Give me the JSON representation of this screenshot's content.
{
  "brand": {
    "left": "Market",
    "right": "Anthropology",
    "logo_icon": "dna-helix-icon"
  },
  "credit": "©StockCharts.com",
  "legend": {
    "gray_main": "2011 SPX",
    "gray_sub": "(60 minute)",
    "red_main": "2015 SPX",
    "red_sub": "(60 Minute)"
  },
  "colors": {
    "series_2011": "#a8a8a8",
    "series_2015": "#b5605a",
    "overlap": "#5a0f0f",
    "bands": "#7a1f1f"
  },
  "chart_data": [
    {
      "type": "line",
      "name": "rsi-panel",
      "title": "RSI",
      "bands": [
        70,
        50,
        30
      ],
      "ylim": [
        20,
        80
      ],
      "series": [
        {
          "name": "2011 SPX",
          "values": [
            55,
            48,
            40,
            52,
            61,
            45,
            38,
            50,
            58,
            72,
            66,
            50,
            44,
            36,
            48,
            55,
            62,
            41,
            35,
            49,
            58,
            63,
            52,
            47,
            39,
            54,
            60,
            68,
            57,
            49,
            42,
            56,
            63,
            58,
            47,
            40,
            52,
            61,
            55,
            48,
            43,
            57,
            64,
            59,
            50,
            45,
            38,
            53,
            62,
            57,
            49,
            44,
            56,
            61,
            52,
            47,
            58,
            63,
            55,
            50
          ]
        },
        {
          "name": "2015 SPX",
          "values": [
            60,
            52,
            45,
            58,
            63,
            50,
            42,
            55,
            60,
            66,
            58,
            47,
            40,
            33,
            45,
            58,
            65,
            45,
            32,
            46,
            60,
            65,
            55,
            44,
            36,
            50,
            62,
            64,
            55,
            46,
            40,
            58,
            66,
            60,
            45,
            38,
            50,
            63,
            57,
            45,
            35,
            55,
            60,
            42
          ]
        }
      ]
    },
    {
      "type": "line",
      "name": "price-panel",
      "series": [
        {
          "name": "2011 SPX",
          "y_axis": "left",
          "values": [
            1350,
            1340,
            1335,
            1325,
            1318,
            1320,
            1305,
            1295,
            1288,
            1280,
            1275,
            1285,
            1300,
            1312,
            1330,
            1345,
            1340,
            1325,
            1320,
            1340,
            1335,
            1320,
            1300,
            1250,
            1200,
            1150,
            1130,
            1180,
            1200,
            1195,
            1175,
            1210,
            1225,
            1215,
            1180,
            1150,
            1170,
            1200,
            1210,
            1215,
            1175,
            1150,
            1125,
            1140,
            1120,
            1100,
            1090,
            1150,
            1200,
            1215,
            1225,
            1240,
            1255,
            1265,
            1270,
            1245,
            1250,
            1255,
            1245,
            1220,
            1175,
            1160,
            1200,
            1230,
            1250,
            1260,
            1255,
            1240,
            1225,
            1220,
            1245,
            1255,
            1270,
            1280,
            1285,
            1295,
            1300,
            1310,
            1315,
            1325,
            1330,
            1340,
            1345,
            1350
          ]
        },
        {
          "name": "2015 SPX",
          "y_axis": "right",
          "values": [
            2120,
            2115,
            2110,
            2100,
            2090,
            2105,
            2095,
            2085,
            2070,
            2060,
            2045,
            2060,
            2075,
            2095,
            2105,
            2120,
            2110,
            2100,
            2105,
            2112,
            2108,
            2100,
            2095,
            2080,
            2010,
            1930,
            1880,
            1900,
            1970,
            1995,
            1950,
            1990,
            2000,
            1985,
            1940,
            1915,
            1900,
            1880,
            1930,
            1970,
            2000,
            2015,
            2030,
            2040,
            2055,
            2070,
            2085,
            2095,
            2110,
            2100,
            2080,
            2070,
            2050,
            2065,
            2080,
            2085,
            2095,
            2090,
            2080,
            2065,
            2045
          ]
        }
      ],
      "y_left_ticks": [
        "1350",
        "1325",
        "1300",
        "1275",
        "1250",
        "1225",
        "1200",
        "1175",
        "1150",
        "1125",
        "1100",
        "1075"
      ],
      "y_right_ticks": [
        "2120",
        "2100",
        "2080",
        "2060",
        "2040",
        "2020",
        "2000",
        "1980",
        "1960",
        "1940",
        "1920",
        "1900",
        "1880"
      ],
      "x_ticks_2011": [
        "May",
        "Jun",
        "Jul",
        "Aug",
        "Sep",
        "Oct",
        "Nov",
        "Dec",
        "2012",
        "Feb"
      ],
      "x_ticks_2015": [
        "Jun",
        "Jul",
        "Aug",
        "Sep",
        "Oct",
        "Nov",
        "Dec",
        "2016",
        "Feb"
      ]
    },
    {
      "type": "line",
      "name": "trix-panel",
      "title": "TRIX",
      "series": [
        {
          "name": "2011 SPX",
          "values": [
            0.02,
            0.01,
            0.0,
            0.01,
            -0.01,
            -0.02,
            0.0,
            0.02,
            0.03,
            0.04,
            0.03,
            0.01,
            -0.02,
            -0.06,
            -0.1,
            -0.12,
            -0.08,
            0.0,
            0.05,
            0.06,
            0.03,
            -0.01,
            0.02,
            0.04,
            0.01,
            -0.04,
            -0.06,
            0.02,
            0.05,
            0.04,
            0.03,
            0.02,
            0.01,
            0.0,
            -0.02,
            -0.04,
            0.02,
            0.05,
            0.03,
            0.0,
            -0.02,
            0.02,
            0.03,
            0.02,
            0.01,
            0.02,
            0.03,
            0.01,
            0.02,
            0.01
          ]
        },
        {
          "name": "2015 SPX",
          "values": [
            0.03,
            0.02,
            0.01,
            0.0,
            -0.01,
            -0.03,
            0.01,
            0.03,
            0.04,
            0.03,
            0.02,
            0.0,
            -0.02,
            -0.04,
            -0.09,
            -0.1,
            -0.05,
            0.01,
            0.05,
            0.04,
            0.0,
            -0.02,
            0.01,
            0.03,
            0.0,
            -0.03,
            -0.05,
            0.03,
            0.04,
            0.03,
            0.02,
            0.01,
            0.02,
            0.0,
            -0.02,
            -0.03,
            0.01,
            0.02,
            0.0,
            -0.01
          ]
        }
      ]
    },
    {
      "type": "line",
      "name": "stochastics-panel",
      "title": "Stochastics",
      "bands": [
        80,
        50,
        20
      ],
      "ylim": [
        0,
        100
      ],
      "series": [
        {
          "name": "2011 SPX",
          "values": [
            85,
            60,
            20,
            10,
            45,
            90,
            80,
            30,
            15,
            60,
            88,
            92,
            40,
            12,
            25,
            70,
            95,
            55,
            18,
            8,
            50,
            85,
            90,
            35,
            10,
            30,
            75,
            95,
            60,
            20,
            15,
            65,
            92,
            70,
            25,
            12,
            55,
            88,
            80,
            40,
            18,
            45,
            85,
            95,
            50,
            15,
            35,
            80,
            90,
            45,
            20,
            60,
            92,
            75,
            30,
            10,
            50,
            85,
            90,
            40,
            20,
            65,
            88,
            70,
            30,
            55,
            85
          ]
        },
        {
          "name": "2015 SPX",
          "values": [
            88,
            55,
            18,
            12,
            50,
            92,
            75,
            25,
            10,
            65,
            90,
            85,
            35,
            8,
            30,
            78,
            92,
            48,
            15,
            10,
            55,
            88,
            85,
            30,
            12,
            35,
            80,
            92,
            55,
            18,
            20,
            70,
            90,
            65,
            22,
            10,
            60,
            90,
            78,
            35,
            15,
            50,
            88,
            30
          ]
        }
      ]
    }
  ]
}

...

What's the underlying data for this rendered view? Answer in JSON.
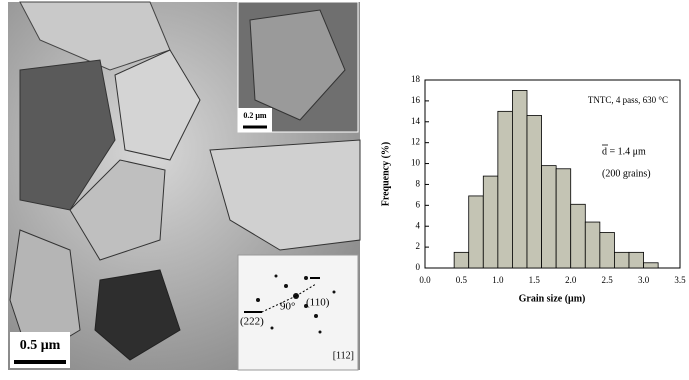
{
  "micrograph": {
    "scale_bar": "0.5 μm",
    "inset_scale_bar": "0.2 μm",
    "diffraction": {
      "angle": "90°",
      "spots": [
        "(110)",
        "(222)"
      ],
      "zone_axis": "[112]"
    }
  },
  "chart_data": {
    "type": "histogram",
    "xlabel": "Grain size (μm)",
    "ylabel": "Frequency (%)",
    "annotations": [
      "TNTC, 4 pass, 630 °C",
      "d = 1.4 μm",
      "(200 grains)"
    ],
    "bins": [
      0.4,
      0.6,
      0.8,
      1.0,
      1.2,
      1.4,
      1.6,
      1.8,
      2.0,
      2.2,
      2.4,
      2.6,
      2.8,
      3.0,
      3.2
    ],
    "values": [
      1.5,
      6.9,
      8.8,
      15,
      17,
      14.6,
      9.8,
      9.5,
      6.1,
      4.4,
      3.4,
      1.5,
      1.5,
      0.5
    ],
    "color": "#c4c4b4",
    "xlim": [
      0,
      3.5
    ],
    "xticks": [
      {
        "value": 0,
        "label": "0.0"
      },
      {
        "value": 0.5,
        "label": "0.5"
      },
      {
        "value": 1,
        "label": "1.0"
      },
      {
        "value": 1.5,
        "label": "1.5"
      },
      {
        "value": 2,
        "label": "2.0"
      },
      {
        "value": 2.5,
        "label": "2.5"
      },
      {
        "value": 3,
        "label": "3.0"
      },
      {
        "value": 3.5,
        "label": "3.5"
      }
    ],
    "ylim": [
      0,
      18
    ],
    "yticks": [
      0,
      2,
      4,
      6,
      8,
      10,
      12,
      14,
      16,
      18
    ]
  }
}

_Problem statement_
Look through the entries above; copy every line holding the string "JSON".

_Solution to this exercise_
Give me the JSON representation of this screenshot's content.
What's the underlying data for this rendered view? Answer in JSON.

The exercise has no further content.